Raw records:
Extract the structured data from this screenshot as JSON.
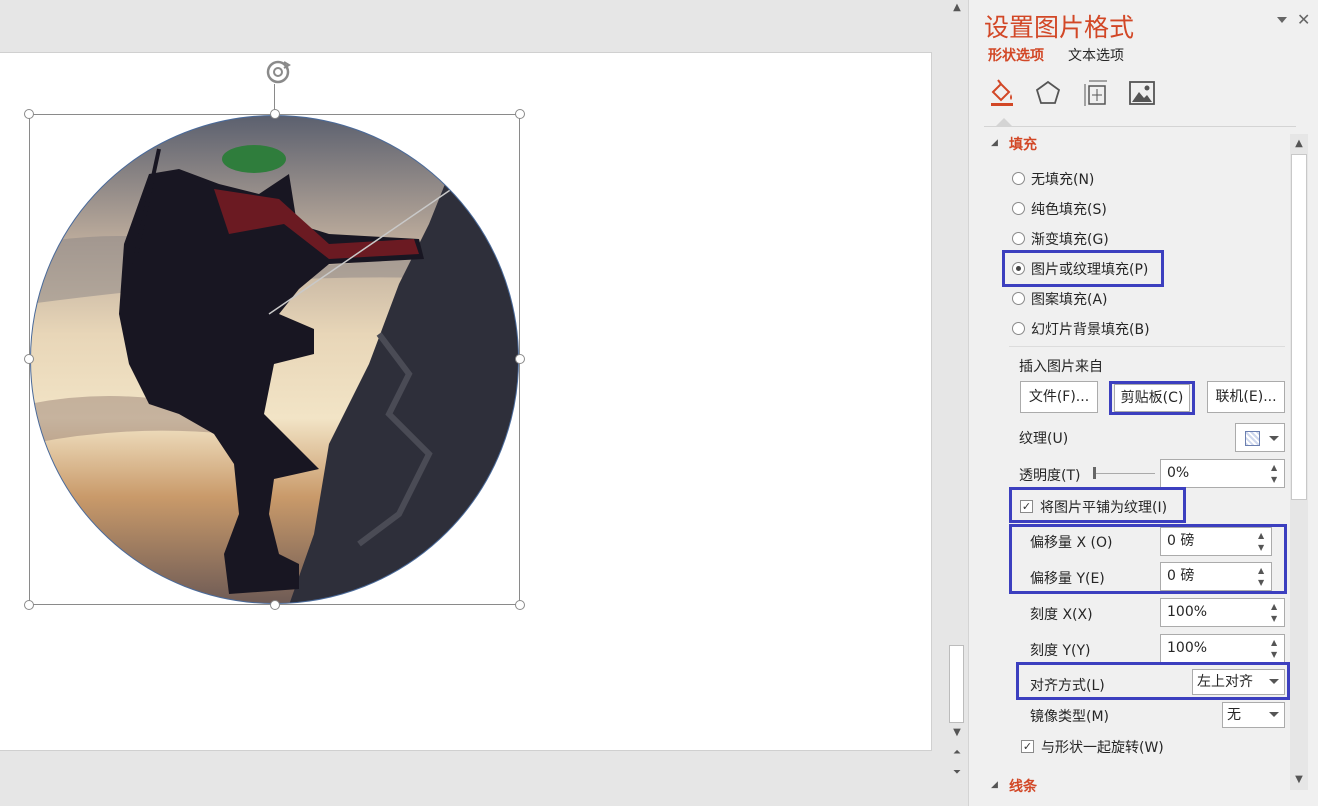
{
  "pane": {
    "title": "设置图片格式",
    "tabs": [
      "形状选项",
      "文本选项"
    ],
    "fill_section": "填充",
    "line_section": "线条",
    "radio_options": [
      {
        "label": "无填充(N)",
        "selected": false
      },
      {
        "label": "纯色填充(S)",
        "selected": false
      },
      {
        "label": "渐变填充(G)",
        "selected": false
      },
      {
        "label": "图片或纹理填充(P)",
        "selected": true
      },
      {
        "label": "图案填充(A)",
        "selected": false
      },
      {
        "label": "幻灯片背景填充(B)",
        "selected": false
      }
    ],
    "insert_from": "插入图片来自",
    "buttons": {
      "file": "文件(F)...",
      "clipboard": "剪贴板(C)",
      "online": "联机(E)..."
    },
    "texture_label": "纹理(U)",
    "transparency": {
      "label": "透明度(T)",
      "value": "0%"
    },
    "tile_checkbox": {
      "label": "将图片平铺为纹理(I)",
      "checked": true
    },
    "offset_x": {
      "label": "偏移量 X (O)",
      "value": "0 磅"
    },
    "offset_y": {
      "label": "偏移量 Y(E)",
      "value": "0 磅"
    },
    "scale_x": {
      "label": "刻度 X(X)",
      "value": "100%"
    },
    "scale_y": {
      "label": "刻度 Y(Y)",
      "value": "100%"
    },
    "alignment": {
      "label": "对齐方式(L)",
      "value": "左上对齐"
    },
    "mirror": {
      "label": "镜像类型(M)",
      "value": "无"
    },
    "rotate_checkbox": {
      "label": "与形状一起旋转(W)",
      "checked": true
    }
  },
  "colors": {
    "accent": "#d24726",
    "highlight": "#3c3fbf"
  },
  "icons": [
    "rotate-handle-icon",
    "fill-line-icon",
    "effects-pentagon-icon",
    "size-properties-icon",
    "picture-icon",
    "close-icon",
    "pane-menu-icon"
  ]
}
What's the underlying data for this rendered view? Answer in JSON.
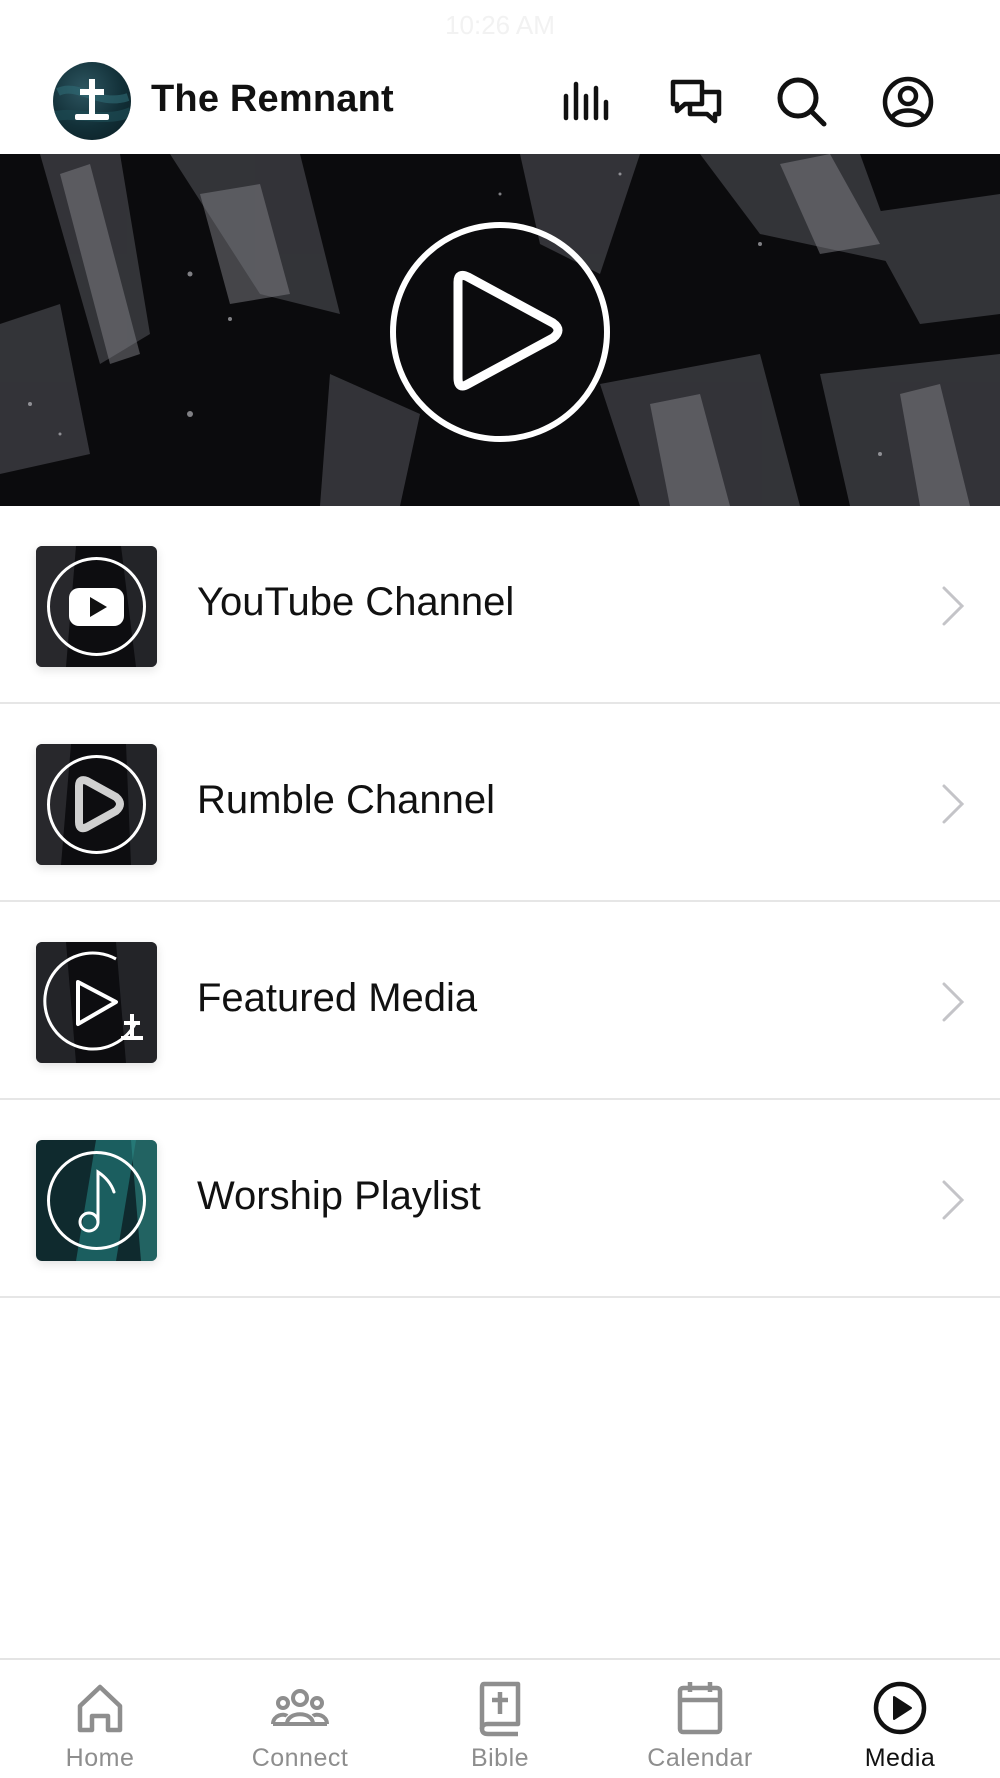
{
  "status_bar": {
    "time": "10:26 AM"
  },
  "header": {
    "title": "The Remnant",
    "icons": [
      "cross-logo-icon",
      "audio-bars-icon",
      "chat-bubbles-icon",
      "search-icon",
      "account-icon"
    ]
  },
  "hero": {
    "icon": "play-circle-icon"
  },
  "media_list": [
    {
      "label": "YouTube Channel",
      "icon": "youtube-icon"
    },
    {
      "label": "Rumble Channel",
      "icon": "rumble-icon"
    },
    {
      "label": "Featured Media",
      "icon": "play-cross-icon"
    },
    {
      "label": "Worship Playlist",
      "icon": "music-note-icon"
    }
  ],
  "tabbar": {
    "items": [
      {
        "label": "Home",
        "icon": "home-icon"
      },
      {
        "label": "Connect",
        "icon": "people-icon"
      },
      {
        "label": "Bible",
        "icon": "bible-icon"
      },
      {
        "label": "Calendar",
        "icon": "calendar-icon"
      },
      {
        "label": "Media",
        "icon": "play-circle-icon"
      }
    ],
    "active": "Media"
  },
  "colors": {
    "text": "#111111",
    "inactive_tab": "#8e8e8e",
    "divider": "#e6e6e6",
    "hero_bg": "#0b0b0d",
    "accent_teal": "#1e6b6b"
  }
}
--
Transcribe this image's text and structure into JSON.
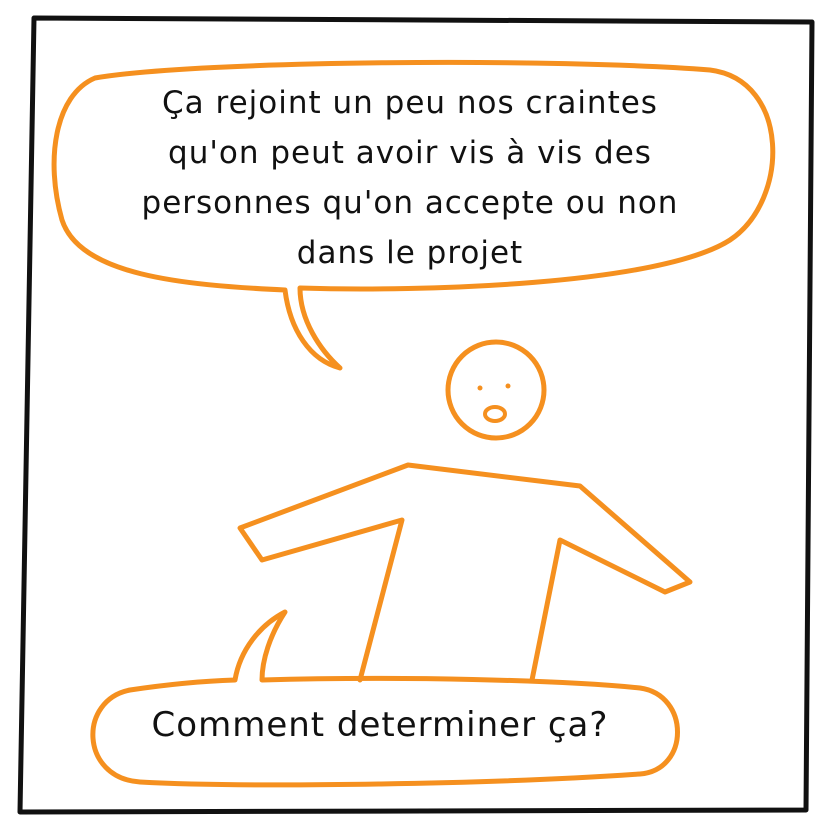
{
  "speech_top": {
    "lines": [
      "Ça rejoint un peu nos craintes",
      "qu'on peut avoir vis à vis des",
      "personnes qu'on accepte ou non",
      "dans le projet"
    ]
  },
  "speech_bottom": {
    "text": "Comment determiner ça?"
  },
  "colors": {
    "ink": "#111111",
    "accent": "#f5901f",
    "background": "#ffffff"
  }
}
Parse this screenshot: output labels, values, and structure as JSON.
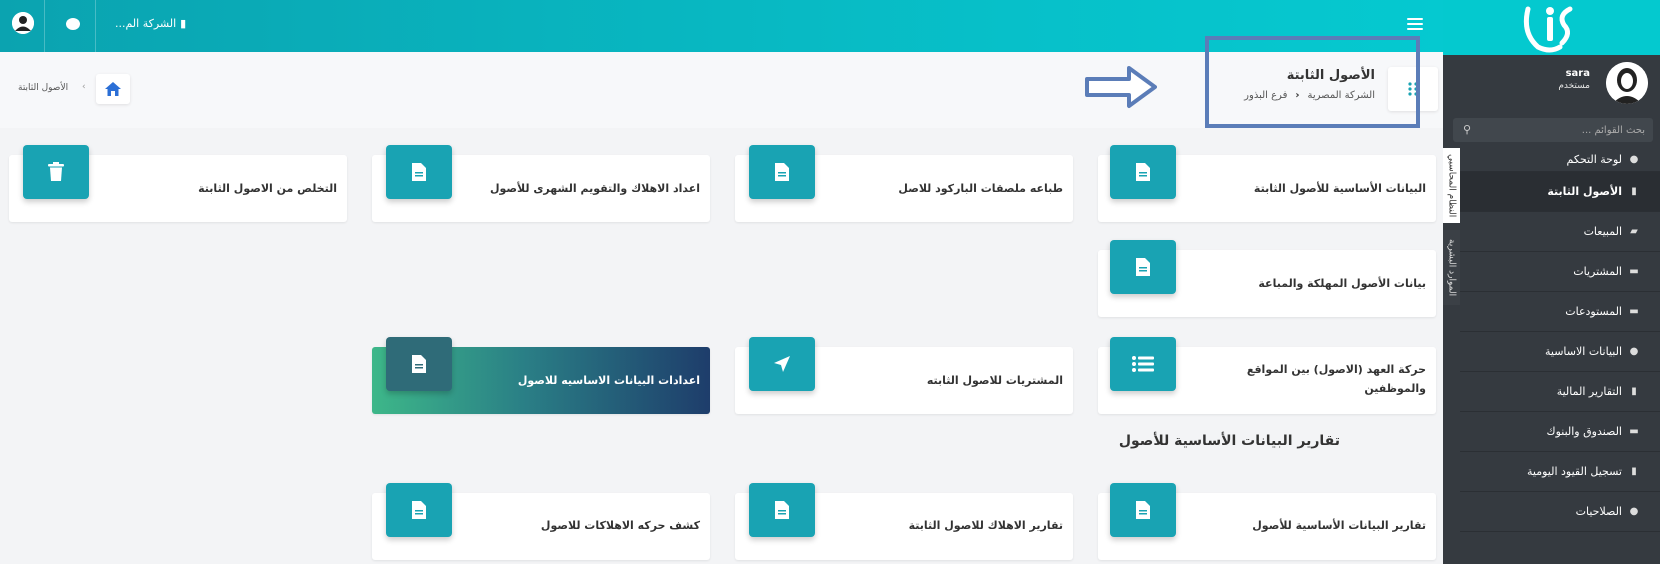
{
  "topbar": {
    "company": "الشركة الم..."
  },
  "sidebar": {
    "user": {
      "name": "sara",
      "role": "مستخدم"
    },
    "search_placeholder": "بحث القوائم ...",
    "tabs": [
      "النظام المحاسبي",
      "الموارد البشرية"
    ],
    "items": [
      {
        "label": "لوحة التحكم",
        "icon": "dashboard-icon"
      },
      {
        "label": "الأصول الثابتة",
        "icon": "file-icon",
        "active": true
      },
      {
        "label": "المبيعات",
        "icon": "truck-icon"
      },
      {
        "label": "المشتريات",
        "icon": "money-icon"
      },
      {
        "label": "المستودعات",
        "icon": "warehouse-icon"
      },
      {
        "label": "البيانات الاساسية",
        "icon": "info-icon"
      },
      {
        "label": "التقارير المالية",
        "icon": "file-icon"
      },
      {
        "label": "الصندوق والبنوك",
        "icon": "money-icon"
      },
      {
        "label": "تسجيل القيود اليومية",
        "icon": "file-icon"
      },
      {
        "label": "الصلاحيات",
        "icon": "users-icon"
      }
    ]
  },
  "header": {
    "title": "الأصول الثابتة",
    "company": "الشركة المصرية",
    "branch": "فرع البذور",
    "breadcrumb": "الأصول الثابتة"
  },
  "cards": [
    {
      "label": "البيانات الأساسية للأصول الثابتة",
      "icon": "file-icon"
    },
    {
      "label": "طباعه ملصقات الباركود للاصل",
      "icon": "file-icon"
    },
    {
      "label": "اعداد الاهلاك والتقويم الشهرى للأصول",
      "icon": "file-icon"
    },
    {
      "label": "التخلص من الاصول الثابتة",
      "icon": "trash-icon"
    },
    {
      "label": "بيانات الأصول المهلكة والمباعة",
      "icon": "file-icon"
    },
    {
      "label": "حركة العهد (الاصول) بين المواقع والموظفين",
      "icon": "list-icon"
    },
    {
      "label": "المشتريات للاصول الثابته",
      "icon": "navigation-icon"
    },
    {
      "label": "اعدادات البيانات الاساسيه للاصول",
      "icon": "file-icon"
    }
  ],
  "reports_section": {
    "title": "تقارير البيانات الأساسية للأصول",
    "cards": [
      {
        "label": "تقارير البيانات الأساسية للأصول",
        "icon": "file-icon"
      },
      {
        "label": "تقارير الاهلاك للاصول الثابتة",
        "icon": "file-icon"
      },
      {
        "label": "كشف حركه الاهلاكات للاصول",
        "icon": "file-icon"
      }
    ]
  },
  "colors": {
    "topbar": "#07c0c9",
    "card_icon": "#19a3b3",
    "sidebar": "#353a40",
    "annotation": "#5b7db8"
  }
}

# Instructions to follow
Pull out every line of the records above that contains the word "cross".

# Result of this exercise
      "cross-logo-icon",
      "icon": "play-cross-icon"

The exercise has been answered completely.